* _Aim_:
Would you transcribe the whole listing exactly, minus its pictures?

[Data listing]
╔══
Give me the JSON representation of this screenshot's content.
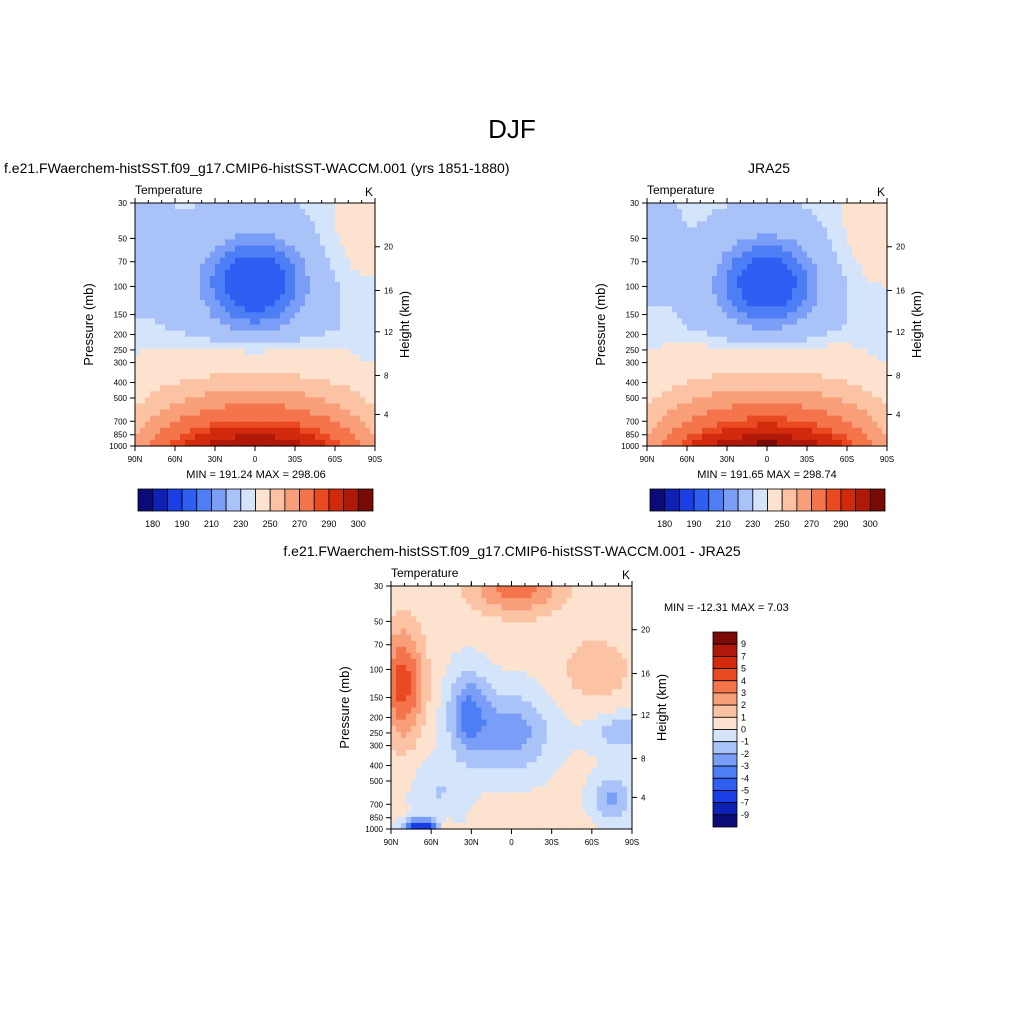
{
  "page_title": "DJF",
  "panels": [
    {
      "id": "model",
      "title": "f.e21.FWaerchem-histSST.f09_g17.CMIP6-histSST-WACCM.001 (yrs 1851-1880)",
      "left_label": "Temperature",
      "right_label": "K",
      "minmax": "MIN = 191.24  MAX = 298.06"
    },
    {
      "id": "jra",
      "title": "JRA25",
      "left_label": "Temperature",
      "right_label": "K",
      "minmax": "MIN = 191.65  MAX = 298.74"
    },
    {
      "id": "diff",
      "title": "f.e21.FWaerchem-histSST.f09_g17.CMIP6-histSST-WACCM.001 - JRA25",
      "left_label": "Temperature",
      "right_label": "K",
      "minmax": "MIN = -12.31  MAX =   7.03"
    }
  ],
  "axes": {
    "ylabel": "Pressure (mb)",
    "y2label": "Height (km)",
    "x_ticks": [
      "90N",
      "60N",
      "30N",
      "0",
      "30S",
      "60S",
      "90S"
    ],
    "pressure_ticks": [
      "30",
      "50",
      "70",
      "100",
      "150",
      "200",
      "250",
      "300",
      "400",
      "500",
      "700",
      "850",
      "1000"
    ],
    "height_ticks": [
      "20",
      "16",
      "12",
      "8",
      "4"
    ],
    "diff_height_ticks": [
      "20",
      "16",
      "12",
      "8",
      "4"
    ]
  },
  "colorbars": {
    "absolute": {
      "labels": [
        "180",
        "190",
        "210",
        "230",
        "250",
        "270",
        "290",
        "300"
      ],
      "colors": [
        "#0a0a78",
        "#0d22b4",
        "#1a3ee6",
        "#2f5ef2",
        "#4d7ef5",
        "#7a9ef7",
        "#a9c3f8",
        "#d4e4fb",
        "#fde3cf",
        "#fbc3a3",
        "#f89e78",
        "#f4744c",
        "#ea4a22",
        "#d22a0c",
        "#b0180a",
        "#7a0a05"
      ]
    },
    "difference": {
      "labels": [
        "9",
        "7",
        "5",
        "4",
        "3",
        "2",
        "1",
        "0",
        "-1",
        "-2",
        "-3",
        "-4",
        "-5",
        "-7",
        "-9"
      ],
      "colors": [
        "#7a0a05",
        "#b0180a",
        "#d22a0c",
        "#ea4a22",
        "#f4744c",
        "#f89e78",
        "#fbc3a3",
        "#fde3cf",
        "#d4e4fb",
        "#a9c3f8",
        "#7a9ef7",
        "#4d7ef5",
        "#2f5ef2",
        "#1a3ee6",
        "#0d22b4",
        "#0a0a78"
      ]
    }
  },
  "chart_data": [
    {
      "type": "heatmap",
      "title": "f.e21.FWaerchem-histSST.f09_g17.CMIP6-histSST-WACCM.001 (yrs 1851-1880)",
      "variable": "Temperature",
      "units": "K",
      "xlabel": "",
      "ylabel": "Pressure (mb)",
      "y2label": "Height (km)",
      "x_range": [
        "90N",
        "90S"
      ],
      "y_range_mb": [
        30,
        1000
      ],
      "y_scale": "log",
      "min": 191.24,
      "max": 298.06,
      "levels": [
        180,
        190,
        210,
        230,
        250,
        270,
        290,
        300
      ]
    },
    {
      "type": "heatmap",
      "title": "JRA25",
      "variable": "Temperature",
      "units": "K",
      "xlabel": "",
      "ylabel": "Pressure (mb)",
      "y2label": "Height (km)",
      "x_range": [
        "90N",
        "90S"
      ],
      "y_range_mb": [
        30,
        1000
      ],
      "y_scale": "log",
      "min": 191.65,
      "max": 298.74,
      "levels": [
        180,
        190,
        210,
        230,
        250,
        270,
        290,
        300
      ]
    },
    {
      "type": "heatmap",
      "title": "f.e21.FWaerchem-histSST.f09_g17.CMIP6-histSST-WACCM.001 - JRA25",
      "variable": "Temperature",
      "units": "K",
      "xlabel": "",
      "ylabel": "Pressure (mb)",
      "y2label": "Height (km)",
      "x_range": [
        "90N",
        "90S"
      ],
      "y_range_mb": [
        30,
        1000
      ],
      "y_scale": "log",
      "min": -12.31,
      "max": 7.03,
      "levels": [
        -9,
        -7,
        -5,
        -4,
        -3,
        -2,
        -1,
        0,
        1,
        2,
        3,
        4,
        5,
        7,
        9
      ]
    }
  ]
}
╚══
* _Reply to the exercise_:
Give me the JSON representation of this screenshot's content.
{
  "page_title": "DJF",
  "panels": [
    {
      "id": "model",
      "title": "f.e21.FWaerchem-histSST.f09_g17.CMIP6-histSST-WACCM.001 (yrs 1851-1880)",
      "left_label": "Temperature",
      "right_label": "K",
      "minmax": "MIN = 191.24  MAX = 298.06"
    },
    {
      "id": "jra",
      "title": "JRA25",
      "left_label": "Temperature",
      "right_label": "K",
      "minmax": "MIN = 191.65  MAX = 298.74"
    },
    {
      "id": "diff",
      "title": "f.e21.FWaerchem-histSST.f09_g17.CMIP6-histSST-WACCM.001 - JRA25",
      "left_label": "Temperature",
      "right_label": "K",
      "minmax": "MIN = -12.31  MAX =   7.03"
    }
  ],
  "axes": {
    "ylabel": "Pressure (mb)",
    "y2label": "Height (km)",
    "x_ticks": [
      "90N",
      "60N",
      "30N",
      "0",
      "30S",
      "60S",
      "90S"
    ],
    "pressure_ticks": [
      "30",
      "50",
      "70",
      "100",
      "150",
      "200",
      "250",
      "300",
      "400",
      "500",
      "700",
      "850",
      "1000"
    ],
    "height_ticks": [
      "20",
      "16",
      "12",
      "8",
      "4"
    ],
    "diff_height_ticks": [
      "20",
      "16",
      "12",
      "8",
      "4"
    ]
  },
  "colorbars": {
    "absolute": {
      "labels": [
        "180",
        "190",
        "210",
        "230",
        "250",
        "270",
        "290",
        "300"
      ],
      "colors": [
        "#0a0a78",
        "#0d22b4",
        "#1a3ee6",
        "#2f5ef2",
        "#4d7ef5",
        "#7a9ef7",
        "#a9c3f8",
        "#d4e4fb",
        "#fde3cf",
        "#fbc3a3",
        "#f89e78",
        "#f4744c",
        "#ea4a22",
        "#d22a0c",
        "#b0180a",
        "#7a0a05"
      ]
    },
    "difference": {
      "labels": [
        "9",
        "7",
        "5",
        "4",
        "3",
        "2",
        "1",
        "0",
        "-1",
        "-2",
        "-3",
        "-4",
        "-5",
        "-7",
        "-9"
      ],
      "colors": [
        "#7a0a05",
        "#b0180a",
        "#d22a0c",
        "#ea4a22",
        "#f4744c",
        "#f89e78",
        "#fbc3a3",
        "#fde3cf",
        "#d4e4fb",
        "#a9c3f8",
        "#7a9ef7",
        "#4d7ef5",
        "#2f5ef2",
        "#1a3ee6",
        "#0d22b4",
        "#0a0a78"
      ]
    }
  },
  "chart_data": [
    {
      "type": "heatmap",
      "title": "f.e21.FWaerchem-histSST.f09_g17.CMIP6-histSST-WACCM.001 (yrs 1851-1880)",
      "variable": "Temperature",
      "units": "K",
      "xlabel": "",
      "ylabel": "Pressure (mb)",
      "y2label": "Height (km)",
      "x_range": [
        "90N",
        "90S"
      ],
      "y_range_mb": [
        30,
        1000
      ],
      "y_scale": "log",
      "min": 191.24,
      "max": 298.06,
      "levels": [
        180,
        190,
        210,
        230,
        250,
        270,
        290,
        300
      ]
    },
    {
      "type": "heatmap",
      "title": "JRA25",
      "variable": "Temperature",
      "units": "K",
      "xlabel": "",
      "ylabel": "Pressure (mb)",
      "y2label": "Height (km)",
      "x_range": [
        "90N",
        "90S"
      ],
      "y_range_mb": [
        30,
        1000
      ],
      "y_scale": "log",
      "min": 191.65,
      "max": 298.74,
      "levels": [
        180,
        190,
        210,
        230,
        250,
        270,
        290,
        300
      ]
    },
    {
      "type": "heatmap",
      "title": "f.e21.FWaerchem-histSST.f09_g17.CMIP6-histSST-WACCM.001 - JRA25",
      "variable": "Temperature",
      "units": "K",
      "xlabel": "",
      "ylabel": "Pressure (mb)",
      "y2label": "Height (km)",
      "x_range": [
        "90N",
        "90S"
      ],
      "y_range_mb": [
        30,
        1000
      ],
      "y_scale": "log",
      "min": -12.31,
      "max": 7.03,
      "levels": [
        -9,
        -7,
        -5,
        -4,
        -3,
        -2,
        -1,
        0,
        1,
        2,
        3,
        4,
        5,
        7,
        9
      ]
    }
  ]
}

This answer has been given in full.